### EXERCISE AIM
Out of the lines in this data, how many include "cursor"? Give the number and nothing else.

----------------------------------------

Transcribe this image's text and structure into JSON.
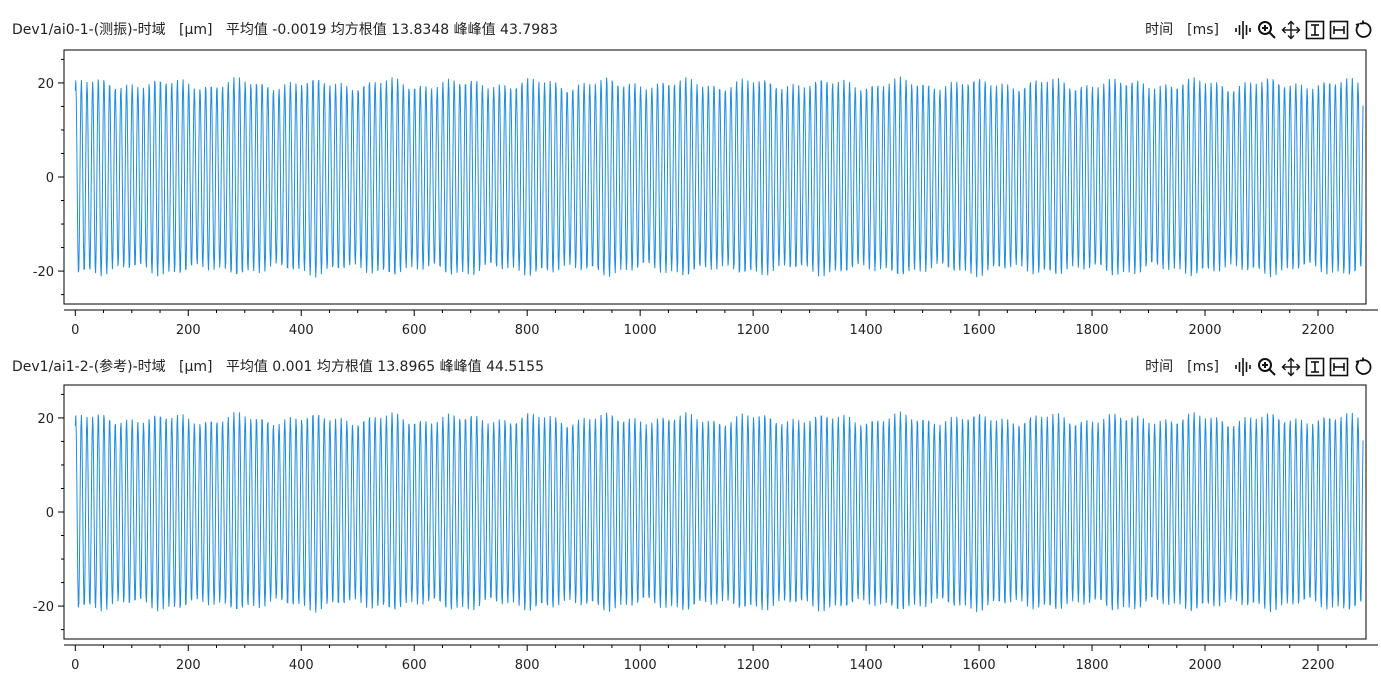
{
  "colors": {
    "series": "#1f8ee0",
    "axis": "#000000",
    "background": "#ffffff"
  },
  "icons": [
    "waveform-icon",
    "zoom-in-icon",
    "pan-icon",
    "vertical-cursor-icon",
    "horizontal-cursor-icon",
    "reset-icon"
  ],
  "panels": [
    {
      "title": "Dev1/ai0-1-(测振)-时域",
      "unit": "[μm]",
      "stats": "平均值 -0.0019 均方根值 13.8348 峰峰值 43.7983",
      "x_label": "时间",
      "x_unit": "[ms]"
    },
    {
      "title": "Dev1/ai1-2-(参考)-时域",
      "unit": "[μm]",
      "stats": "平均值 0.001 均方根值 13.8965 峰峰值 44.5155",
      "x_label": "时间",
      "x_unit": "[ms]"
    }
  ],
  "chart_data": [
    {
      "type": "line",
      "title": "Dev1/ai0-1-(测振)-时域",
      "xlabel": "时间 [ms]",
      "ylabel": "[μm]",
      "xlim": [
        -20,
        2285
      ],
      "ylim": [
        -27,
        27
      ],
      "x_ticks": [
        "0",
        "200",
        "400",
        "600",
        "800",
        "1000",
        "1200",
        "1400",
        "1600",
        "1800",
        "2000",
        "2200"
      ],
      "y_ticks": [
        "-20",
        "0",
        "20"
      ],
      "signal": {
        "kind": "sinusoid",
        "frequency_hz": 100,
        "amplitude": 20,
        "mean": -0.0019,
        "rms": 13.8348,
        "peak_to_peak": 43.7983,
        "x_range": [
          0,
          2280
        ]
      },
      "grid": false,
      "legend": "none"
    },
    {
      "type": "line",
      "title": "Dev1/ai1-2-(参考)-时域",
      "xlabel": "时间 [ms]",
      "ylabel": "[μm]",
      "xlim": [
        -20,
        2285
      ],
      "ylim": [
        -27,
        27
      ],
      "x_ticks": [
        "0",
        "200",
        "400",
        "600",
        "800",
        "1000",
        "1200",
        "1400",
        "1600",
        "1800",
        "2000",
        "2200"
      ],
      "y_ticks": [
        "-20",
        "0",
        "20"
      ],
      "signal": {
        "kind": "sinusoid",
        "frequency_hz": 100,
        "amplitude": 20,
        "mean": 0.001,
        "rms": 13.8965,
        "peak_to_peak": 44.5155,
        "x_range": [
          0,
          2280
        ]
      },
      "grid": false,
      "legend": "none"
    }
  ]
}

----------------------------------------

### REPLY TO THE EXERCISE
2